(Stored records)
■ ■ ■ ■ ■

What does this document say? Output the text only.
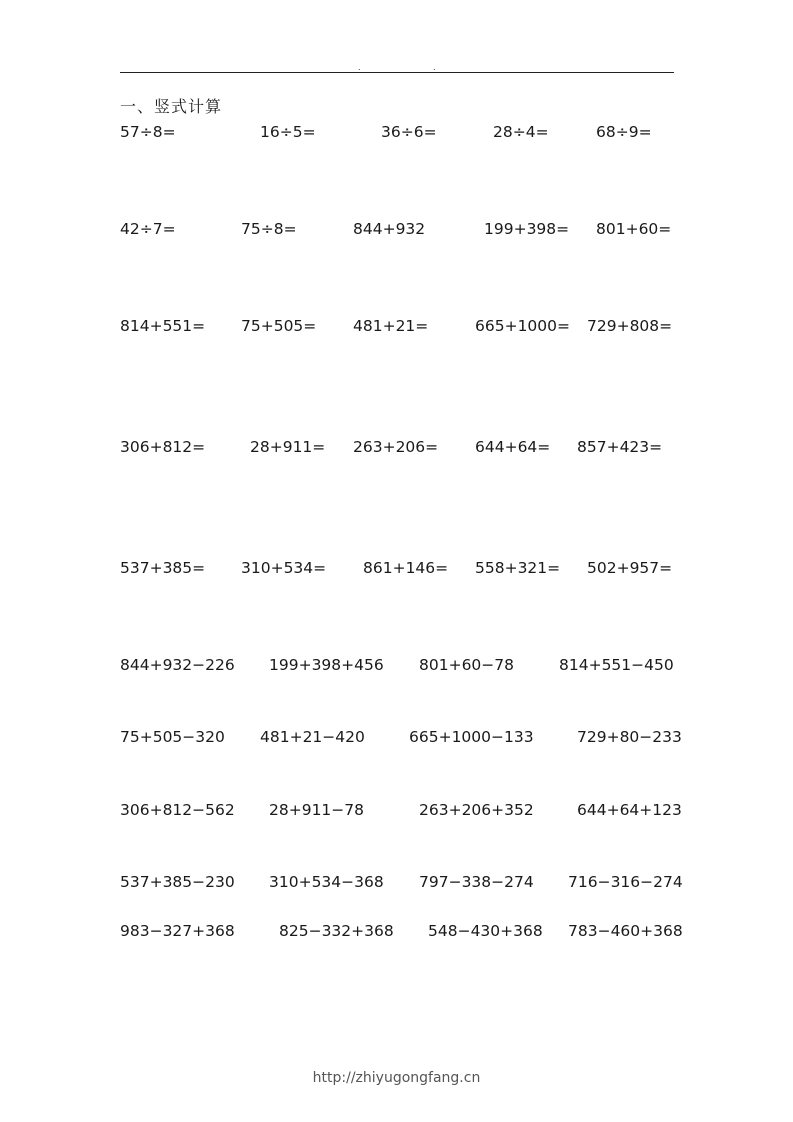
.	.
一、竖式计算
57÷8=	16÷5=	36÷6=	28÷4=	68÷9=
42÷7=	75÷8=	844+932	199+398= 801+60=
814+551= 75+505= 481+21=	665+1000= 729+808=
306+812=	28+911= 263+206= 644+64= 857+423=
537+385= 310+534= 861+146= 558+321= 502+957=
844+932−226 199+398+456 801+60−78	814+551−450
75+505−320 481+21−420	665+1000−133	729+80−233
306+812−562 28+911−78	263+206+352	644+64+123
537+385−230 310+534−368 797−338−274 716−316−274
983−327+368	825−332+368 548−430+368 783−460+368
http://zhiyugongfang.cn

■ ■ ■ ■ ■

Task goal
What you return should match the records above word for word, minus the pictures.

Reply
What does this document say? Output the text only.
.	.
一、竖式计算
57÷8=	16÷5=	36÷6=	28÷4=	68÷9=
42÷7=	75÷8=	844+932	199+398= 801+60=
814+551= 75+505= 481+21=	665+1000= 729+808=
306+812=	28+911= 263+206= 644+64= 857+423=
537+385= 310+534= 861+146= 558+321= 502+957=
844+932−226 199+398+456 801+60−78	814+551−450
75+505−320 481+21−420	665+1000−133	729+80−233
306+812−562 28+911−78	263+206+352	644+64+123
537+385−230 310+534−368 797−338−274 716−316−274
983−327+368	825−332+368 548−430+368 783−460+368
http://zhiyugongfang.cn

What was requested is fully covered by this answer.